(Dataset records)
..............................

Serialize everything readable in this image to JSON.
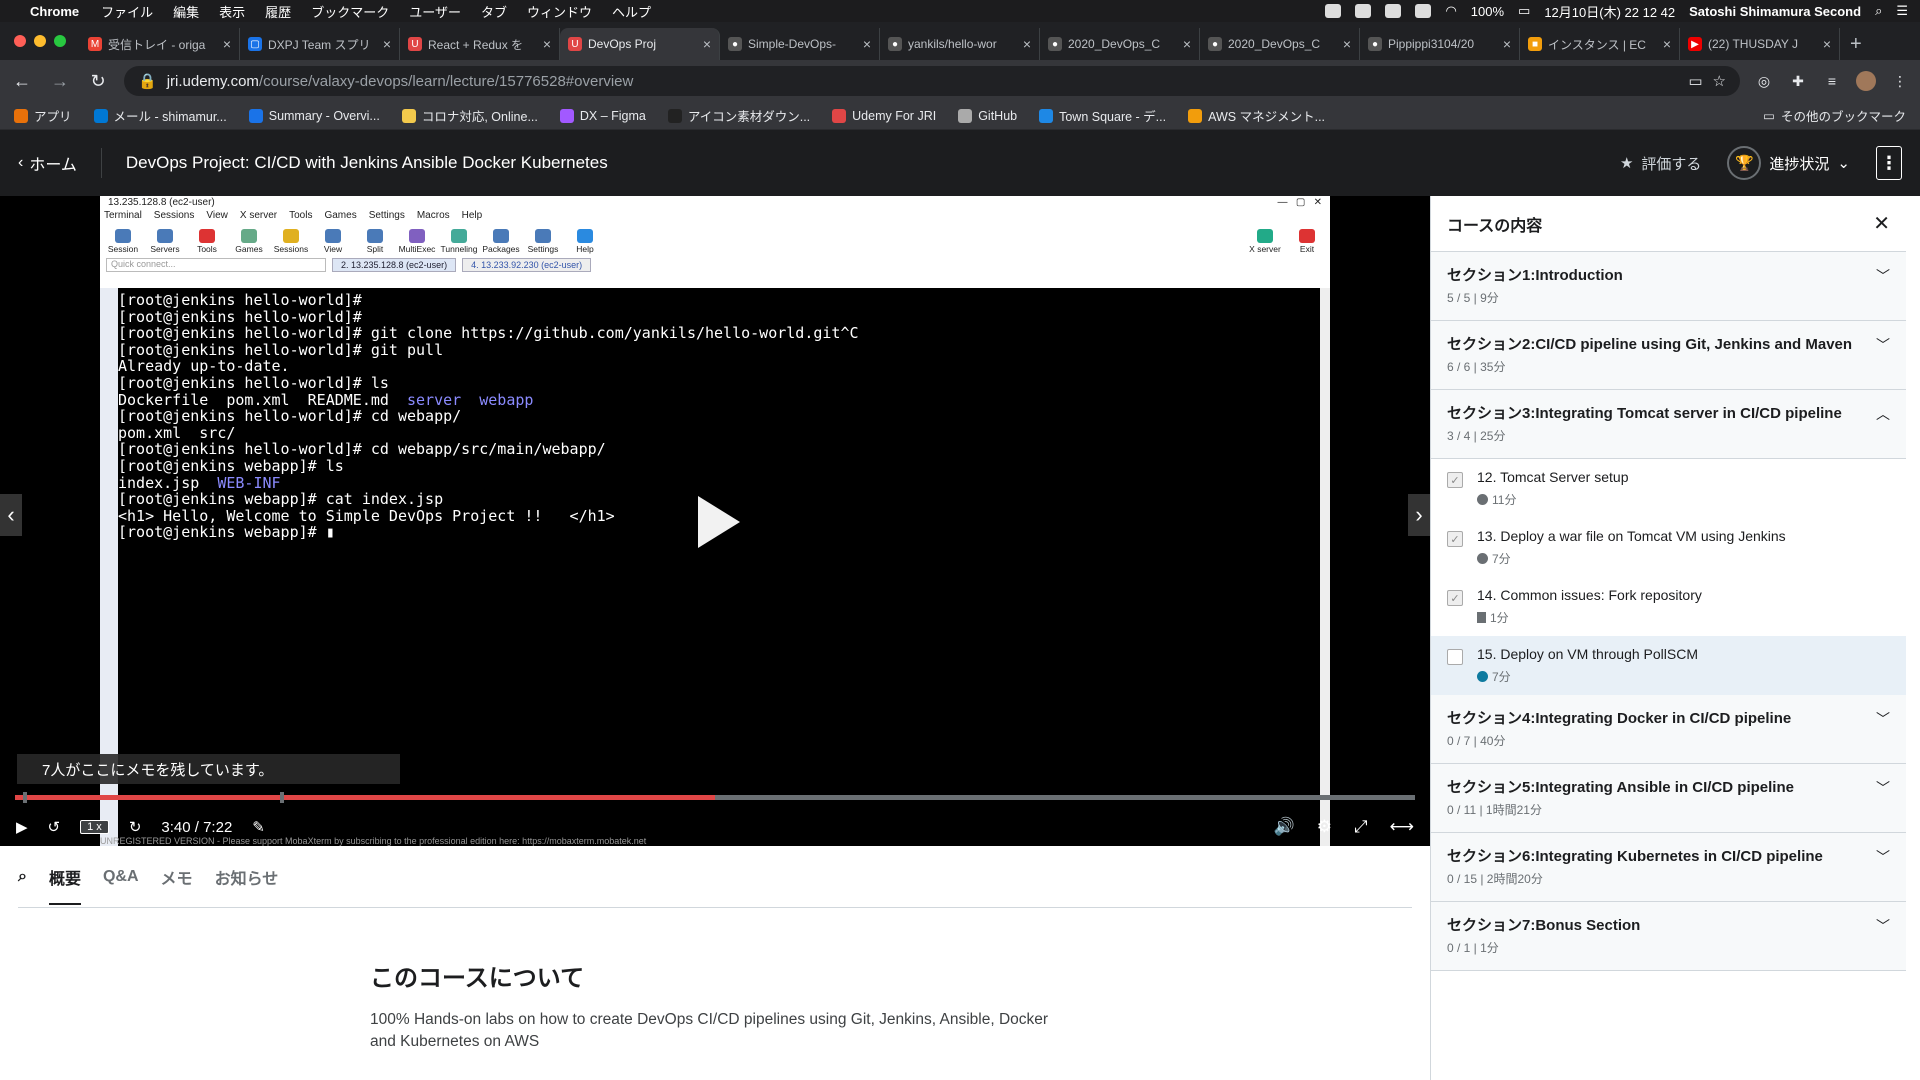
{
  "menubar": {
    "app": "Chrome",
    "items": [
      "ファイル",
      "編集",
      "表示",
      "履歴",
      "ブックマーク",
      "ユーザー",
      "タブ",
      "ウィンドウ",
      "ヘルプ"
    ],
    "battery": "100%",
    "datetime": "12月10日(木) 22 12 42",
    "user": "Satoshi Shimamura Second"
  },
  "tabs": [
    {
      "label": "受信トレイ - origa",
      "color": "#ea4335",
      "glyph": "M"
    },
    {
      "label": "DXPJ Team スプリ",
      "color": "#1a73e8",
      "glyph": "▢"
    },
    {
      "label": "React + Redux を",
      "color": "#e04646",
      "glyph": "U"
    },
    {
      "label": "DevOps Proj",
      "color": "#e04646",
      "glyph": "U",
      "active": true
    },
    {
      "label": "Simple-DevOps-",
      "color": "#555",
      "glyph": "●"
    },
    {
      "label": "yankils/hello-wor",
      "color": "#555",
      "glyph": "●"
    },
    {
      "label": "2020_DevOps_C",
      "color": "#555",
      "glyph": "●"
    },
    {
      "label": "2020_DevOps_C",
      "color": "#555",
      "glyph": "●"
    },
    {
      "label": "Pippippi3104/20",
      "color": "#555",
      "glyph": "●"
    },
    {
      "label": "インスタンス | EC",
      "color": "#f29d0c",
      "glyph": "■"
    },
    {
      "label": "(22) THUSDAY J",
      "color": "#e00",
      "glyph": "▶"
    }
  ],
  "address": {
    "host": "jri.udemy.com",
    "path": "/course/valaxy-devops/learn/lecture/15776528#overview"
  },
  "bookmarks": [
    {
      "label": "アプリ",
      "color": "#e8710a"
    },
    {
      "label": "メール - shimamur...",
      "color": "#0078d4"
    },
    {
      "label": "Summary - Overvi...",
      "color": "#1a73e8"
    },
    {
      "label": "コロナ対応, Online...",
      "color": "#f2c94c"
    },
    {
      "label": "DX – Figma",
      "color": "#a259ff"
    },
    {
      "label": "アイコン素材ダウン...",
      "color": "#222"
    },
    {
      "label": "Udemy For JRI",
      "color": "#e04646"
    },
    {
      "label": "GitHub",
      "color": "#aaa"
    },
    {
      "label": "Town Square - デ...",
      "color": "#1e88e5"
    },
    {
      "label": "AWS マネジメント...",
      "color": "#f29d0c"
    }
  ],
  "bookmark_other": "その他のブックマーク",
  "header": {
    "home": "ホーム",
    "course_title": "DevOps Project: CI/CD with Jenkins Ansible Docker Kubernetes",
    "rate": "評価する",
    "progress": "進捗状況"
  },
  "mobaxterm": {
    "title": "13.235.128.8 (ec2-user)",
    "menu": [
      "Terminal",
      "Sessions",
      "View",
      "X server",
      "Tools",
      "Games",
      "Settings",
      "Macros",
      "Help"
    ],
    "tools": [
      "Session",
      "Servers",
      "Tools",
      "Games",
      "Sessions",
      "View",
      "Split",
      "MultiExec",
      "Tunneling",
      "Packages",
      "Settings",
      "Help"
    ],
    "quick_connect": "Quick connect...",
    "tab1": "2. 13.235.128.8 (ec2-user)",
    "tab2": "4. 13.233.92.230 (ec2-user)",
    "xserver": "X server",
    "exit": "Exit",
    "footer": "UNREGISTERED VERSION  -  Please support MobaXterm by subscribing to the professional edition here:  https://mobaxterm.mobatek.net"
  },
  "terminal_lines": [
    {
      "t": "[root@jenkins hello-world]#"
    },
    {
      "t": "[root@jenkins hello-world]#"
    },
    {
      "t": "[root@jenkins hello-world]# git clone https://github.com/yankils/hello-world.git^C"
    },
    {
      "t": "[root@jenkins hello-world]# git pull"
    },
    {
      "t": "Already up-to-date."
    },
    {
      "t": "[root@jenkins hello-world]# ls"
    },
    {
      "t": "Dockerfile  pom.xml  README.md  ",
      "blue": "server  webapp"
    },
    {
      "t": "[root@jenkins hello-world]# cd webapp/"
    },
    {
      "t": "pom.xml  src/"
    },
    {
      "t": "[root@jenkins hello-world]# cd webapp/src/main/webapp/"
    },
    {
      "t": "[root@jenkins webapp]# ls"
    },
    {
      "t": "index.jsp  ",
      "blue": "WEB-INF"
    },
    {
      "t": "[root@jenkins webapp]# cat index.jsp"
    },
    {
      "t": "<h1> Hello, Welcome to Simple DevOps Project !!   </h1>"
    },
    {
      "t": "[root@jenkins webapp]# ▮"
    }
  ],
  "player": {
    "notes": "7人がここにメモを残しています。",
    "progress": 0.5,
    "speed": "1 x",
    "time": "3:40 / 7:22"
  },
  "sidebar": {
    "title": "コースの内容",
    "sections": [
      {
        "title": "セクション1:Introduction",
        "meta": "5 / 5 | 9分",
        "expanded": false
      },
      {
        "title": "セクション2:CI/CD pipeline using Git, Jenkins and Maven",
        "meta": "6 / 6 | 35分",
        "expanded": false
      },
      {
        "title": "セクション3:Integrating Tomcat server in CI/CD pipeline",
        "meta": "3 / 4 | 25分",
        "expanded": true,
        "lectures": [
          {
            "title": "12. Tomcat Server setup",
            "meta": "11分",
            "done": true,
            "kind": "video"
          },
          {
            "title": "13. Deploy a war file on Tomcat VM using Jenkins",
            "meta": "7分",
            "done": true,
            "kind": "video"
          },
          {
            "title": "14. Common issues: Fork repository",
            "meta": "1分",
            "done": true,
            "kind": "file"
          },
          {
            "title": "15. Deploy on VM through PollSCM",
            "meta": "7分",
            "done": false,
            "kind": "video",
            "current": true
          }
        ]
      },
      {
        "title": "セクション4:Integrating Docker in CI/CD pipeline",
        "meta": "0 / 7 | 40分",
        "expanded": false
      },
      {
        "title": "セクション5:Integrating Ansible in CI/CD pipeline",
        "meta": "0 / 11 | 1時間21分",
        "expanded": false
      },
      {
        "title": "セクション6:Integrating Kubernetes in CI/CD pipeline",
        "meta": "0 / 15 | 2時間20分",
        "expanded": false
      },
      {
        "title": "セクション7:Bonus Section",
        "meta": "0 / 1 | 1分",
        "expanded": false
      }
    ]
  },
  "bottom_tabs": [
    "概要",
    "Q&A",
    "メモ",
    "お知らせ"
  ],
  "about": {
    "heading": "このコースについて",
    "text": "100% Hands-on labs on how to create DevOps CI/CD pipelines using Git, Jenkins, Ansible, Docker and Kubernetes on AWS"
  }
}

..............................

### Task
Leave images out of the retyped records; keep all else exact.

### Expected answer
Serialize everything readable in this image to JSON.
{
  "menubar": {
    "app": "Chrome",
    "items": [
      "ファイル",
      "編集",
      "表示",
      "履歴",
      "ブックマーク",
      "ユーザー",
      "タブ",
      "ウィンドウ",
      "ヘルプ"
    ],
    "battery": "100%",
    "datetime": "12月10日(木) 22 12 42",
    "user": "Satoshi Shimamura Second"
  },
  "tabs": [
    {
      "label": "受信トレイ - origa",
      "color": "#ea4335",
      "glyph": "M"
    },
    {
      "label": "DXPJ Team スプリ",
      "color": "#1a73e8",
      "glyph": "▢"
    },
    {
      "label": "React + Redux を",
      "color": "#e04646",
      "glyph": "U"
    },
    {
      "label": "DevOps Proj",
      "color": "#e04646",
      "glyph": "U",
      "active": true
    },
    {
      "label": "Simple-DevOps-",
      "color": "#555",
      "glyph": "●"
    },
    {
      "label": "yankils/hello-wor",
      "color": "#555",
      "glyph": "●"
    },
    {
      "label": "2020_DevOps_C",
      "color": "#555",
      "glyph": "●"
    },
    {
      "label": "2020_DevOps_C",
      "color": "#555",
      "glyph": "●"
    },
    {
      "label": "Pippippi3104/20",
      "color": "#555",
      "glyph": "●"
    },
    {
      "label": "インスタンス | EC",
      "color": "#f29d0c",
      "glyph": "■"
    },
    {
      "label": "(22) THUSDAY J",
      "color": "#e00",
      "glyph": "▶"
    }
  ],
  "address": {
    "host": "jri.udemy.com",
    "path": "/course/valaxy-devops/learn/lecture/15776528#overview"
  },
  "bookmarks": [
    {
      "label": "アプリ",
      "color": "#e8710a"
    },
    {
      "label": "メール - shimamur...",
      "color": "#0078d4"
    },
    {
      "label": "Summary - Overvi...",
      "color": "#1a73e8"
    },
    {
      "label": "コロナ対応, Online...",
      "color": "#f2c94c"
    },
    {
      "label": "DX – Figma",
      "color": "#a259ff"
    },
    {
      "label": "アイコン素材ダウン...",
      "color": "#222"
    },
    {
      "label": "Udemy For JRI",
      "color": "#e04646"
    },
    {
      "label": "GitHub",
      "color": "#aaa"
    },
    {
      "label": "Town Square - デ...",
      "color": "#1e88e5"
    },
    {
      "label": "AWS マネジメント...",
      "color": "#f29d0c"
    }
  ],
  "bookmark_other": "その他のブックマーク",
  "header": {
    "home": "ホーム",
    "course_title": "DevOps Project: CI/CD with Jenkins Ansible Docker Kubernetes",
    "rate": "評価する",
    "progress": "進捗状況"
  },
  "mobaxterm": {
    "title": "13.235.128.8 (ec2-user)",
    "menu": [
      "Terminal",
      "Sessions",
      "View",
      "X server",
      "Tools",
      "Games",
      "Settings",
      "Macros",
      "Help"
    ],
    "tools": [
      "Session",
      "Servers",
      "Tools",
      "Games",
      "Sessions",
      "View",
      "Split",
      "MultiExec",
      "Tunneling",
      "Packages",
      "Settings",
      "Help"
    ],
    "quick_connect": "Quick connect...",
    "tab1": "2. 13.235.128.8 (ec2-user)",
    "tab2": "4. 13.233.92.230 (ec2-user)",
    "xserver": "X server",
    "exit": "Exit",
    "footer": "UNREGISTERED VERSION  -  Please support MobaXterm by subscribing to the professional edition here:  https://mobaxterm.mobatek.net"
  },
  "terminal_lines": [
    {
      "t": "[root@jenkins hello-world]#"
    },
    {
      "t": "[root@jenkins hello-world]#"
    },
    {
      "t": "[root@jenkins hello-world]# git clone https://github.com/yankils/hello-world.git^C"
    },
    {
      "t": "[root@jenkins hello-world]# git pull"
    },
    {
      "t": "Already up-to-date."
    },
    {
      "t": "[root@jenkins hello-world]# ls"
    },
    {
      "t": "Dockerfile  pom.xml  README.md  ",
      "blue": "server  webapp"
    },
    {
      "t": "[root@jenkins hello-world]# cd webapp/"
    },
    {
      "t": "pom.xml  src/"
    },
    {
      "t": "[root@jenkins hello-world]# cd webapp/src/main/webapp/"
    },
    {
      "t": "[root@jenkins webapp]# ls"
    },
    {
      "t": "index.jsp  ",
      "blue": "WEB-INF"
    },
    {
      "t": "[root@jenkins webapp]# cat index.jsp"
    },
    {
      "t": "<h1> Hello, Welcome to Simple DevOps Project !!   </h1>"
    },
    {
      "t": "[root@jenkins webapp]# ▮"
    }
  ],
  "player": {
    "notes": "7人がここにメモを残しています。",
    "progress": 0.5,
    "speed": "1 x",
    "time": "3:40 / 7:22"
  },
  "sidebar": {
    "title": "コースの内容",
    "sections": [
      {
        "title": "セクション1:Introduction",
        "meta": "5 / 5 | 9分",
        "expanded": false
      },
      {
        "title": "セクション2:CI/CD pipeline using Git, Jenkins and Maven",
        "meta": "6 / 6 | 35分",
        "expanded": false
      },
      {
        "title": "セクション3:Integrating Tomcat server in CI/CD pipeline",
        "meta": "3 / 4 | 25分",
        "expanded": true,
        "lectures": [
          {
            "title": "12. Tomcat Server setup",
            "meta": "11分",
            "done": true,
            "kind": "video"
          },
          {
            "title": "13. Deploy a war file on Tomcat VM using Jenkins",
            "meta": "7分",
            "done": true,
            "kind": "video"
          },
          {
            "title": "14. Common issues: Fork repository",
            "meta": "1分",
            "done": true,
            "kind": "file"
          },
          {
            "title": "15. Deploy on VM through PollSCM",
            "meta": "7分",
            "done": false,
            "kind": "video",
            "current": true
          }
        ]
      },
      {
        "title": "セクション4:Integrating Docker in CI/CD pipeline",
        "meta": "0 / 7 | 40分",
        "expanded": false
      },
      {
        "title": "セクション5:Integrating Ansible in CI/CD pipeline",
        "meta": "0 / 11 | 1時間21分",
        "expanded": false
      },
      {
        "title": "セクション6:Integrating Kubernetes in CI/CD pipeline",
        "meta": "0 / 15 | 2時間20分",
        "expanded": false
      },
      {
        "title": "セクション7:Bonus Section",
        "meta": "0 / 1 | 1分",
        "expanded": false
      }
    ]
  },
  "bottom_tabs": [
    "概要",
    "Q&A",
    "メモ",
    "お知らせ"
  ],
  "about": {
    "heading": "このコースについて",
    "text": "100% Hands-on labs on how to create DevOps CI/CD pipelines using Git, Jenkins, Ansible, Docker and Kubernetes on AWS"
  }
}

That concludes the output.